═════ DATA PROVIDED

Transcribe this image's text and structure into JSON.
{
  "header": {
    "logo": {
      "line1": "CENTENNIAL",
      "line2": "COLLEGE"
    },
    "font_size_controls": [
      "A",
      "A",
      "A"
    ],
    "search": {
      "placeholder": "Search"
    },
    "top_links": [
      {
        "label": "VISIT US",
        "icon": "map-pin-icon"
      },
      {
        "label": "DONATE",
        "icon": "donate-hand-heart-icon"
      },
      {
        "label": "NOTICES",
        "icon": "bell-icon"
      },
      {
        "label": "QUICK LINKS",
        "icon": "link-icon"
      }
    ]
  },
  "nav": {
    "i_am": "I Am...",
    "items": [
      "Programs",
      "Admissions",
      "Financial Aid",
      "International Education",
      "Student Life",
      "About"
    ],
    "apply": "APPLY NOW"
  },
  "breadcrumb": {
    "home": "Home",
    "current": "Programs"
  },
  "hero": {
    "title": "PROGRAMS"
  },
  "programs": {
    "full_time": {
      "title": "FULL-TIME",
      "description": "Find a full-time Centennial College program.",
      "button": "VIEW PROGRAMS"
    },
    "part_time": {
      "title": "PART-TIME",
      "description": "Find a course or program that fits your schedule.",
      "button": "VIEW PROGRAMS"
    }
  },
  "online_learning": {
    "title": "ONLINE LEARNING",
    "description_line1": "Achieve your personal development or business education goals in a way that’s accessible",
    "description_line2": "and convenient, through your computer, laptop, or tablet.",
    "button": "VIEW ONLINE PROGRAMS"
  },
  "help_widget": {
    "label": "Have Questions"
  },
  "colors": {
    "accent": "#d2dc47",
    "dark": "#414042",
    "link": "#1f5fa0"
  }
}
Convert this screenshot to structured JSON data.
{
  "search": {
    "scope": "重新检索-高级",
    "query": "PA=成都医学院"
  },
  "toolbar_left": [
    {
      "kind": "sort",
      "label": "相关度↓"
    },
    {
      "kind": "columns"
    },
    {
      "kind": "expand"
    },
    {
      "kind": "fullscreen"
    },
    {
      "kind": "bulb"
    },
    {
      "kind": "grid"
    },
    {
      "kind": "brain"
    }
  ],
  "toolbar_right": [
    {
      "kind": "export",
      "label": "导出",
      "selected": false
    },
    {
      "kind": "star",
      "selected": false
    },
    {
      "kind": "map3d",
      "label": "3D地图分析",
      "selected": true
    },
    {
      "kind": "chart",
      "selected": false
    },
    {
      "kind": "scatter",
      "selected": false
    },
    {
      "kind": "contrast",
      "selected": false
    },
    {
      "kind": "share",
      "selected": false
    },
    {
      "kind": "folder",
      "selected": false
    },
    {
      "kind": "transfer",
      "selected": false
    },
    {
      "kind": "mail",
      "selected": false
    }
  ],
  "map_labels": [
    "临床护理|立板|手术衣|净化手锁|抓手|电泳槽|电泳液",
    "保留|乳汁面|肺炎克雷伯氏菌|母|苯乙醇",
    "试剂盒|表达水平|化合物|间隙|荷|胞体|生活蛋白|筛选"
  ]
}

══════════

**DIRECTIONS FOR THIS TASK**
Find how many lines in the listing contain the word "icon" and give that count alone.

**RESULT OF THIS TASK**
4